## Exercise objective
Transcribe the records word for word, from the first line through the line containing "Give bounding boxes", with both of those lines included. Leave any picture out of your answer.
------ Provided data ------
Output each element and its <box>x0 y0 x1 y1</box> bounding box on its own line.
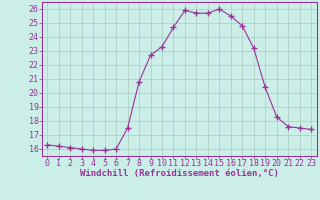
X-axis label: Windchill (Refroidissement éolien,°C): Windchill (Refroidissement éolien,°C) <box>80 169 279 178</box>
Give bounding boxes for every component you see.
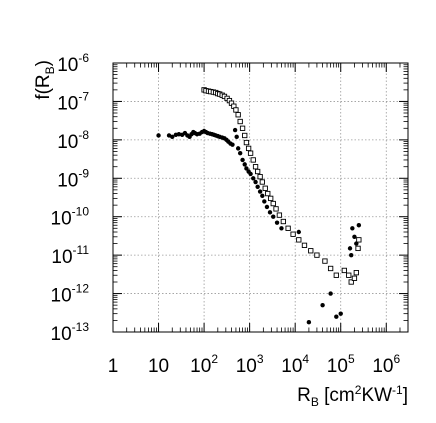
x-tick-label: 10 bbox=[148, 356, 169, 377]
data-point-filled-circle bbox=[240, 157, 245, 163]
data-point-filled-circle bbox=[253, 179, 258, 185]
data-point-open-square bbox=[245, 145, 252, 152]
x-axis-title: RB [cm2KW-1] bbox=[297, 383, 408, 409]
data-point-open-square bbox=[355, 245, 361, 252]
series-open-squares bbox=[201, 87, 362, 285]
data-point-open-square bbox=[346, 272, 352, 278]
data-point-open-square bbox=[322, 258, 328, 264]
data-point-open-square bbox=[262, 185, 268, 191]
data-point-filled-circle bbox=[279, 226, 284, 231]
data-point-filled-circle bbox=[232, 127, 238, 133]
data-point-filled-circle bbox=[352, 234, 357, 240]
data-point-filled-circle bbox=[274, 220, 280, 225]
y-tick-label: 10-10 bbox=[51, 205, 90, 230]
data-point-filled-circle bbox=[338, 311, 343, 316]
data-point-open-square bbox=[296, 237, 302, 243]
data-point-open-square bbox=[285, 225, 291, 231]
data-point-open-square bbox=[239, 125, 246, 131]
data-point-filled-circle bbox=[242, 162, 247, 167]
data-point-filled-circle bbox=[248, 171, 253, 177]
y-tick-label: 10-9 bbox=[57, 166, 89, 191]
data-point-filled-circle bbox=[176, 132, 182, 137]
data-point-filled-circle bbox=[230, 142, 235, 147]
data-point-open-square bbox=[353, 270, 359, 276]
data-point-open-square bbox=[252, 164, 259, 170]
data-point-open-square bbox=[237, 118, 243, 125]
data-point-open-square bbox=[247, 150, 254, 156]
data-point-filled-circle bbox=[260, 193, 265, 199]
minor-ticks bbox=[113, 63, 409, 332]
series-filled-circles bbox=[156, 127, 362, 325]
x-tick-label: 104 bbox=[281, 352, 309, 377]
data-point-filled-circle bbox=[350, 226, 355, 231]
data-point-filled-circle bbox=[267, 210, 273, 215]
data-point-open-square bbox=[327, 265, 334, 272]
data-point-open-square bbox=[356, 237, 362, 243]
data-point-filled-circle bbox=[251, 176, 256, 181]
y-axis-title: f(RB) bbox=[33, 60, 57, 100]
data-point-filled-circle bbox=[257, 189, 263, 194]
data-point-open-square bbox=[243, 139, 250, 146]
data-point-open-square bbox=[276, 212, 283, 218]
data-point-open-square bbox=[351, 275, 358, 281]
grid-lines bbox=[113, 63, 408, 332]
data-point-open-square bbox=[242, 132, 248, 139]
data-point-open-square bbox=[268, 195, 274, 202]
data-point-open-square bbox=[273, 206, 279, 212]
data-point-open-square bbox=[233, 107, 239, 113]
data-point-open-square bbox=[348, 279, 354, 285]
data-point-open-square bbox=[255, 168, 261, 175]
y-tick-label: 10-7 bbox=[57, 89, 89, 114]
data-point-open-square bbox=[235, 112, 241, 118]
data-point-open-square bbox=[314, 252, 320, 258]
y-tick-label: 10-13 bbox=[51, 320, 90, 345]
data-point-open-square bbox=[341, 267, 347, 274]
y-tick-label: 10-12 bbox=[51, 282, 90, 307]
data-point-filled-circle bbox=[347, 246, 353, 251]
x-tick-label: 106 bbox=[372, 352, 400, 377]
data-point-filled-circle bbox=[334, 314, 339, 319]
data-point-open-square bbox=[265, 190, 271, 197]
data-point-filled-circle bbox=[237, 150, 243, 156]
data-point-open-square bbox=[259, 179, 265, 185]
data-point-filled-circle bbox=[306, 319, 312, 325]
data-point-open-square bbox=[250, 157, 256, 163]
y-tick-labels: 10-13 10-12 10-11 10-10 10-9 10-8 10-7 10-6 bbox=[51, 51, 90, 345]
data-point-open-square bbox=[333, 272, 339, 278]
x-tick-label: 102 bbox=[190, 352, 218, 377]
data-point-filled-circle bbox=[264, 204, 270, 210]
data-point-filled-circle bbox=[170, 134, 175, 140]
data-point-filled-circle bbox=[320, 302, 325, 308]
y-tick-label: 10-8 bbox=[57, 128, 89, 153]
major-ticks bbox=[112, 62, 408, 333]
y-tick-label: 10-11 bbox=[51, 243, 89, 268]
data-point-filled-circle bbox=[235, 146, 241, 151]
x-tick-label: 105 bbox=[327, 352, 355, 377]
data-point-filled-circle bbox=[271, 214, 276, 219]
x-tick-label: 103 bbox=[236, 352, 264, 377]
y-tick-label: 10-6 bbox=[57, 51, 89, 76]
data-point-filled-circle bbox=[255, 184, 260, 190]
x-tick-label: 1 bbox=[108, 356, 119, 377]
data-point-open-square bbox=[308, 248, 314, 254]
x-tick-labels: 1 10 102 103 104 105 106 bbox=[108, 352, 401, 377]
data-point-filled-circle bbox=[262, 199, 267, 204]
data-point-open-square bbox=[270, 200, 276, 207]
data-point-open-square bbox=[257, 174, 263, 180]
data-point-open-square bbox=[280, 218, 287, 225]
plot-frame bbox=[112, 62, 409, 333]
data-point-open-square bbox=[301, 242, 308, 248]
data-point-filled-circle bbox=[156, 133, 161, 138]
data-point-filled-circle bbox=[234, 134, 239, 140]
data-point-filled-circle bbox=[328, 291, 333, 296]
data-point-filled-circle bbox=[356, 223, 362, 228]
data-point-open-square bbox=[290, 231, 296, 237]
data-point-filled-circle bbox=[349, 252, 354, 258]
data-point-filled-circle bbox=[296, 229, 301, 235]
data-point-filled-circle bbox=[244, 166, 249, 171]
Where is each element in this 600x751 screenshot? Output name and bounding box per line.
------
## Exercise output
Output each element and its <box>x0 y0 x1 y1</box> bounding box on its own line.
X-axis label: Windchill (Refroidissement éolien,°C): Windchill (Refroidissement éolien,°C) <box>80 169 279 178</box>
Give bounding boxes for every component you see.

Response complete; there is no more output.